(Data records)
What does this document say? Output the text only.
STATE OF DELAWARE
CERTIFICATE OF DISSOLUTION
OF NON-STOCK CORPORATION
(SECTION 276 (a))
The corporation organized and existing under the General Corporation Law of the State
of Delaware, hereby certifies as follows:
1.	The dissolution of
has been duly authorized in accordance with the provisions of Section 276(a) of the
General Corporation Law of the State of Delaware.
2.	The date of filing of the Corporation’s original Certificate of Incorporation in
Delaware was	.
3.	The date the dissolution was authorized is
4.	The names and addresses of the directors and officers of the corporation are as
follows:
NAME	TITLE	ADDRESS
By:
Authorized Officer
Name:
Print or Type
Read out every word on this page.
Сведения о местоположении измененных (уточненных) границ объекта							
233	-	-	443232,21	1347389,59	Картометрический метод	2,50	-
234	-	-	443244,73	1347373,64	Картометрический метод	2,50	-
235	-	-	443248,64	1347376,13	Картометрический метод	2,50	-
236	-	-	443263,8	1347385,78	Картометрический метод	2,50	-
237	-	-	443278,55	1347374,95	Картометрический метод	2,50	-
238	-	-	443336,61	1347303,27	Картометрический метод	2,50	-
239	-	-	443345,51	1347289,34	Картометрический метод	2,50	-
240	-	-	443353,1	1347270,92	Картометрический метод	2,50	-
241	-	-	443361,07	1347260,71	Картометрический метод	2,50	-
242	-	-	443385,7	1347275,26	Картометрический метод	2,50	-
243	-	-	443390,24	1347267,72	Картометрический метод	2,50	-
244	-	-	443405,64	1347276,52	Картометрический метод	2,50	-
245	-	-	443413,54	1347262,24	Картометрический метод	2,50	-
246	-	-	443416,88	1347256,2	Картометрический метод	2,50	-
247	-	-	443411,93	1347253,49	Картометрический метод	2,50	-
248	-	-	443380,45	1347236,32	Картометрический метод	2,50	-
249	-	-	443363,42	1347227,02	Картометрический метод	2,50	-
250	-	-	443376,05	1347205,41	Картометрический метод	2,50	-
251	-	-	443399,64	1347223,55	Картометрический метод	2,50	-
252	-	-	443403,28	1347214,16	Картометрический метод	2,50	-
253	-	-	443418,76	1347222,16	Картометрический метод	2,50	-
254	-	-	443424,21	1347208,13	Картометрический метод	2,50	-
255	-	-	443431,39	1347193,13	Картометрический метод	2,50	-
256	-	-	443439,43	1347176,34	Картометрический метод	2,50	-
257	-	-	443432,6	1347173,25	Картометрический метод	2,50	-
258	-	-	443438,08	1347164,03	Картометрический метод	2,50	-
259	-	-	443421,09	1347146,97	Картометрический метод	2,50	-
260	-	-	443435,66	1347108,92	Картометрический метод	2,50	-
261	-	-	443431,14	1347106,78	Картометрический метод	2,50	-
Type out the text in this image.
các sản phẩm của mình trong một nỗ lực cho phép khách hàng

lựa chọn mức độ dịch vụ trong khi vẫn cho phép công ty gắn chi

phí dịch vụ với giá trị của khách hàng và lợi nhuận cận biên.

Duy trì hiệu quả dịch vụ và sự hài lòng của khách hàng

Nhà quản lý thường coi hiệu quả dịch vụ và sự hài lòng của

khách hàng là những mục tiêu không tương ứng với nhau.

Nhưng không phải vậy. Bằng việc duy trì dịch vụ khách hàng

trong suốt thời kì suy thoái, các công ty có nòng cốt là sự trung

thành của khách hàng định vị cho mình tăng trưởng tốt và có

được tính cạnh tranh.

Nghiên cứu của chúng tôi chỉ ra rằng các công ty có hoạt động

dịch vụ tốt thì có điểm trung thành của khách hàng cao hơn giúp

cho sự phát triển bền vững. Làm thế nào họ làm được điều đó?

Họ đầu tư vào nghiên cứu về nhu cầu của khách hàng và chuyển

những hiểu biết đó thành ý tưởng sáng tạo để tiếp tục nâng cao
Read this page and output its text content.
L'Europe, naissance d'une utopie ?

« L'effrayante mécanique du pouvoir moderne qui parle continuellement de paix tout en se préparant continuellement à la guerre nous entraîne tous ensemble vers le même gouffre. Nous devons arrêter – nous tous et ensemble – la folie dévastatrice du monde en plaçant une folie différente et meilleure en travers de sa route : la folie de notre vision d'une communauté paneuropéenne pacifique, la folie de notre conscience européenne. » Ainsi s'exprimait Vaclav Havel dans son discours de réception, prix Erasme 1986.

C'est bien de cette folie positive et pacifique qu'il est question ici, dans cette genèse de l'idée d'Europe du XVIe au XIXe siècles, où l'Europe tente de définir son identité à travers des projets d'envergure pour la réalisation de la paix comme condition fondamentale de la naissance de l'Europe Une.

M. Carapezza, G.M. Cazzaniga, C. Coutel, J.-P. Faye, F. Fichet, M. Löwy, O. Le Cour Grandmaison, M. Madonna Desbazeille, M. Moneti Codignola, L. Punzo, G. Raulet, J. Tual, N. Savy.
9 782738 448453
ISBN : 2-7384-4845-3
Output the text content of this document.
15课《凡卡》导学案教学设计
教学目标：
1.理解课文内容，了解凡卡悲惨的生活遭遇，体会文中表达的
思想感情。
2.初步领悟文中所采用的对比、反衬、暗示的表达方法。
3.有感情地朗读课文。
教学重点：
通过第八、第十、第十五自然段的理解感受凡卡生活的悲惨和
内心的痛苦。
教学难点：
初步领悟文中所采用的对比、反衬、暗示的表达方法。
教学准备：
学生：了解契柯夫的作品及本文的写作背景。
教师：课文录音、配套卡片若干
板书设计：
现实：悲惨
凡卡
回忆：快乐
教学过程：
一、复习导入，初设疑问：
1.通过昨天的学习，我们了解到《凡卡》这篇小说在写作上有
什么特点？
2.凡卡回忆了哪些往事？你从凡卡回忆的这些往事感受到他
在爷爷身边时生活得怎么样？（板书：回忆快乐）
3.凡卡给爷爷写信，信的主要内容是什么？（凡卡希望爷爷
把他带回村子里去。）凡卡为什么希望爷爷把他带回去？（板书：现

Work required:
Return the number of lines that include the word "dịch", and nothing else.

Correct result:
6